PROMPT:
Copy out the entries exactly, from the first line to the last.

--- START OF DATA ROWS ---

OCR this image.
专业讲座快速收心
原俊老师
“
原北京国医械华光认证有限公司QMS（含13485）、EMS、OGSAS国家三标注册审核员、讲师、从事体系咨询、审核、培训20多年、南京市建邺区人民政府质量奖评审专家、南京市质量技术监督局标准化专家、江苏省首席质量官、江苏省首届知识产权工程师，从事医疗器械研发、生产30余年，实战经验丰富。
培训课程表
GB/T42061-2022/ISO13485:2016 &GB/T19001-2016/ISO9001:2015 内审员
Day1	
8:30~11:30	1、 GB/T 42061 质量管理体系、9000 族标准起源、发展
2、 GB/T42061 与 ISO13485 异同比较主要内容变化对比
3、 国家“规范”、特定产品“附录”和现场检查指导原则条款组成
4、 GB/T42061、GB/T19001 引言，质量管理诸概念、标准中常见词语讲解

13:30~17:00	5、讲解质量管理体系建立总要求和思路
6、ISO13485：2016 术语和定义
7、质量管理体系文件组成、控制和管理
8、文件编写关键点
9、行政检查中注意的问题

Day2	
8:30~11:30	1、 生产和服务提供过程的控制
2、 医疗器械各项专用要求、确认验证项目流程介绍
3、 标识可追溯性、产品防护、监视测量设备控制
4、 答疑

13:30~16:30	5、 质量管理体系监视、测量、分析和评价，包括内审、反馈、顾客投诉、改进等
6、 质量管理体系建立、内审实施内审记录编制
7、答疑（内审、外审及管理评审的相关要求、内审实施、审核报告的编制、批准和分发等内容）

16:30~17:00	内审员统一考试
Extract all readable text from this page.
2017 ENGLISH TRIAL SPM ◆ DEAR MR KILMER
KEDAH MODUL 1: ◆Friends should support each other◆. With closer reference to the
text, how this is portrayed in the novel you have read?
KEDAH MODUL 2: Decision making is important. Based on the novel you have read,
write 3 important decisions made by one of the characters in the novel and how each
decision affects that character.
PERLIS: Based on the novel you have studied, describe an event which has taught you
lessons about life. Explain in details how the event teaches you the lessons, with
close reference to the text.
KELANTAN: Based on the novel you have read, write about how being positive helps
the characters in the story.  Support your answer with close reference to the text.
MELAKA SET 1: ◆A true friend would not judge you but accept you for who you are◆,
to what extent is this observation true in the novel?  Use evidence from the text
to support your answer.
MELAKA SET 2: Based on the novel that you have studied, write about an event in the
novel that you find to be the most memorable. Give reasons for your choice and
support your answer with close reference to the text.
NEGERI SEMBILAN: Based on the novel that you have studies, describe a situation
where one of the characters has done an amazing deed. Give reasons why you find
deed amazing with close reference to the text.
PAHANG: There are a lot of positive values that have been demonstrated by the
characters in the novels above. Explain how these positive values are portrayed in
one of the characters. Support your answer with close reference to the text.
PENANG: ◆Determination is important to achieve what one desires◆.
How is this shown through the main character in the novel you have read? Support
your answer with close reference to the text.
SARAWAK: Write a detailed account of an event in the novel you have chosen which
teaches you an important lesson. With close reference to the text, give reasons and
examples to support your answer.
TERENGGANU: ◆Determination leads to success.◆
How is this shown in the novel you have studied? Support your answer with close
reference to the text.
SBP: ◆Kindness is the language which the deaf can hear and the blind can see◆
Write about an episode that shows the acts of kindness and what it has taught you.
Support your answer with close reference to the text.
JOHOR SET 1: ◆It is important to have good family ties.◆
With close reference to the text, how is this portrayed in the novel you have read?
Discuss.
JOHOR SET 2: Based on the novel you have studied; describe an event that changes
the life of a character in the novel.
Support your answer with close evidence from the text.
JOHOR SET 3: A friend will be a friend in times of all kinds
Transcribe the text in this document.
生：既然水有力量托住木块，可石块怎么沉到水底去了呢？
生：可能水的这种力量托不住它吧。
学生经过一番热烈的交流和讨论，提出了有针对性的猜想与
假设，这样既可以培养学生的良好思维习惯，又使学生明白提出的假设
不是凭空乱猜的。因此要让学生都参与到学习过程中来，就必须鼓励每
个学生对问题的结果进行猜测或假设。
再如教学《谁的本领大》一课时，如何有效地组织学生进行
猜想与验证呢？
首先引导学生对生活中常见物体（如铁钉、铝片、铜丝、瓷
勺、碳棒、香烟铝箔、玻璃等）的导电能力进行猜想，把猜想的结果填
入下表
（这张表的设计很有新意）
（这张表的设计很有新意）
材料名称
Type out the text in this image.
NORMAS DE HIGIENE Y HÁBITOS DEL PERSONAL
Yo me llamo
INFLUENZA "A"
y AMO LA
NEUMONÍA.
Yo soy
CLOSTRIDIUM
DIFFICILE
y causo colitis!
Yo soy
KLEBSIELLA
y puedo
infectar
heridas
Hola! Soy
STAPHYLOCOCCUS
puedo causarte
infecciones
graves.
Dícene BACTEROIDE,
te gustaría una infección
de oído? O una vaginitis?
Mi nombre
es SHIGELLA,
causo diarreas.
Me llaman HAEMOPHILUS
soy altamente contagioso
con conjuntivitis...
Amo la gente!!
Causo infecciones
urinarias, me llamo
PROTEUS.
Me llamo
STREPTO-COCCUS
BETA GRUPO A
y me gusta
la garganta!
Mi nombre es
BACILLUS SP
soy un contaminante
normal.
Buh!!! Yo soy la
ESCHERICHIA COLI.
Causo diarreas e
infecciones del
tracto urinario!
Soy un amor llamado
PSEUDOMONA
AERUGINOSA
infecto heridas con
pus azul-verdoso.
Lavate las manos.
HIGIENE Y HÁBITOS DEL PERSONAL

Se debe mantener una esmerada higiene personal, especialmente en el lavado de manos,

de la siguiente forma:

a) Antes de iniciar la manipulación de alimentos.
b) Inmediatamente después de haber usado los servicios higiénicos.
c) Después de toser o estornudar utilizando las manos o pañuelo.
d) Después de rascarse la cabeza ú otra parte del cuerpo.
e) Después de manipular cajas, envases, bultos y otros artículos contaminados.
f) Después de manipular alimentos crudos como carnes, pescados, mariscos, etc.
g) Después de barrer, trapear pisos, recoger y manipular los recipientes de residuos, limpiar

--- END OF DATA ROWS ---

RESPONSE TO THIS EXERCISE:
OCR this image.
专业讲座快速收心
原俊老师
“
原北京国医械华光认证有限公司QMS（含13485）、EMS、OGSAS国家三标注册审核员、讲师、从事体系咨询、审核、培训20多年、南京市建邺区人民政府质量奖评审专家、南京市质量技术监督局标准化专家、江苏省首席质量官、江苏省首届知识产权工程师，从事医疗器械研发、生产30余年，实战经验丰富。
培训课程表
GB/T42061-2022/ISO13485:2016 &GB/T19001-2016/ISO9001:2015 内审员
Day1	
8:30~11:30	1、 GB/T 42061 质量管理体系、9000 族标准起源、发展
2、 GB/T42061 与 ISO13485 异同比较主要内容变化对比
3、 国家“规范”、特定产品“附录”和现场检查指导原则条款组成
4、 GB/T42061、GB/T19001 引言，质量管理诸概念、标准中常见词语讲解

13:30~17:00	5、讲解质量管理体系建立总要求和思路
6、ISO13485：2016 术语和定义
7、质量管理体系文件组成、控制和管理
8、文件编写关键点
9、行政检查中注意的问题

Day2	
8:30~11:30	1、 生产和服务提供过程的控制
2、 医疗器械各项专用要求、确认验证项目流程介绍
3、 标识可追溯性、产品防护、监视测量设备控制
4、 答疑

13:30~16:30	5、 质量管理体系监视、测量、分析和评价，包括内审、反馈、顾客投诉、改进等
6、 质量管理体系建立、内审实施内审记录编制
7、答疑（内审、外审及管理评审的相关要求、内审实施、审核报告的编制、批准和分发等内容）

16:30~17:00	内审员统一考试
Extract all readable text from this page.
2017 ENGLISH TRIAL SPM ◆ DEAR MR KILMER
KEDAH MODUL 1: ◆Friends should support each other◆. With closer reference to the
text, how this is portrayed in the novel you have read?
KEDAH MODUL 2: Decision making is important. Based on the novel you have read,
write 3 important decisions made by one of the characters in the novel and how each
decision affects that character.
PERLIS: Based on the novel you have studied, describe an event which has taught you
lessons about life. Explain in details how the event teaches you the lessons, with
close reference to the text.
KELANTAN: Based on the novel you have read, write about how being positive helps
the characters in the story.  Support your answer with close reference to the text.
MELAKA SET 1: ◆A true friend would not judge you but accept you for who you are◆,
to what extent is this observation true in the novel?  Use evidence from the text
to support your answer.
MELAKA SET 2: Based on the novel that you have studied, write about an event in the
novel that you find to be the most memorable. Give reasons for your choice and
support your answer with close reference to the text.
NEGERI SEMBILAN: Based on the novel that you have studies, describe a situation
where one of the characters has done an amazing deed. Give reasons why you find
deed amazing with close reference to the text.
PAHANG: There are a lot of positive values that have been demonstrated by the
characters in the novels above. Explain how these positive values are portrayed in
one of the characters. Support your answer with close reference to the text.
PENANG: ◆Determination is important to achieve what one desires◆.
How is this shown through the main character in the novel you have read? Support
your answer with close reference to the text.
SARAWAK: Write a detailed account of an event in the novel you have chosen which
teaches you an important lesson. With close reference to the text, give reasons and
examples to support your answer.
TERENGGANU: ◆Determination leads to success.◆
How is this shown in the novel you have studied? Support your answer with close
reference to the text.
SBP: ◆Kindness is the language which the deaf can hear and the blind can see◆
Write about an episode that shows the acts of kindness and what it has taught you.
Support your answer with close reference to the text.
JOHOR SET 1: ◆It is important to have good family ties.◆
With close reference to the text, how is this portrayed in the novel you have read?
Discuss.
JOHOR SET 2: Based on the novel you have studied; describe an event that changes
the life of a character in the novel.
Support your answer with close evidence from the text.
JOHOR SET 3: A friend will be a friend in times of all kinds
Transcribe the text in this document.
生：既然水有力量托住木块，可石块怎么沉到水底去了呢？
生：可能水的这种力量托不住它吧。
学生经过一番热烈的交流和讨论，提出了有针对性的猜想与
假设，这样既可以培养学生的良好思维习惯，又使学生明白提出的假设
不是凭空乱猜的。因此要让学生都参与到学习过程中来，就必须鼓励每
个学生对问题的结果进行猜测或假设。
再如教学《谁的本领大》一课时，如何有效地组织学生进行
猜想与验证呢？
首先引导学生对生活中常见物体（如铁钉、铝片、铜丝、瓷
勺、碳棒、香烟铝箔、玻璃等）的导电能力进行猜想，把猜想的结果填
入下表
（这张表的设计很有新意）
（这张表的设计很有新意）
材料名称
Type out the text in this image.
NORMAS DE HIGIENE Y HÁBITOS DEL PERSONAL
Yo me llamo
INFLUENZA "A"
y AMO LA
NEUMONÍA.
Yo soy
CLOSTRIDIUM
DIFFICILE
y causo colitis!
Yo soy
KLEBSIELLA
y puedo
infectar
heridas
Hola! Soy
STAPHYLOCOCCUS
puedo causarte
infecciones
graves.
Dícene BACTEROIDE,
te gustaría una infección
de oído? O una vaginitis?
Mi nombre
es SHIGELLA,
causo diarreas.
Me llaman HAEMOPHILUS
soy altamente contagioso
con conjuntivitis...
Amo la gente!!
Causo infecciones
urinarias, me llamo
PROTEUS.
Me llamo
STREPTO-COCCUS
BETA GRUPO A
y me gusta
la garganta!
Mi nombre es
BACILLUS SP
soy un contaminante
normal.
Buh!!! Yo soy la
ESCHERICHIA COLI.
Causo diarreas e
infecciones del
tracto urinario!
Soy un amor llamado
PSEUDOMONA
AERUGINOSA
infecto heridas con
pus azul-verdoso.
Lavate las manos.
HIGIENE Y HÁBITOS DEL PERSONAL

Se debe mantener una esmerada higiene personal, especialmente en el lavado de manos,

de la siguiente forma:

a) Antes de iniciar la manipulación de alimentos.
b) Inmediatamente después de haber usado los servicios higiénicos.
c) Después de toser o estornudar utilizando las manos o pañuelo.
d) Después de rascarse la cabeza ú otra parte del cuerpo.
e) Después de manipular cajas, envases, bultos y otros artículos contaminados.
f) Después de manipular alimentos crudos como carnes, pescados, mariscos, etc.
g) Después de barrer, trapear pisos, recoger y manipular los recipientes de residuos, limpiar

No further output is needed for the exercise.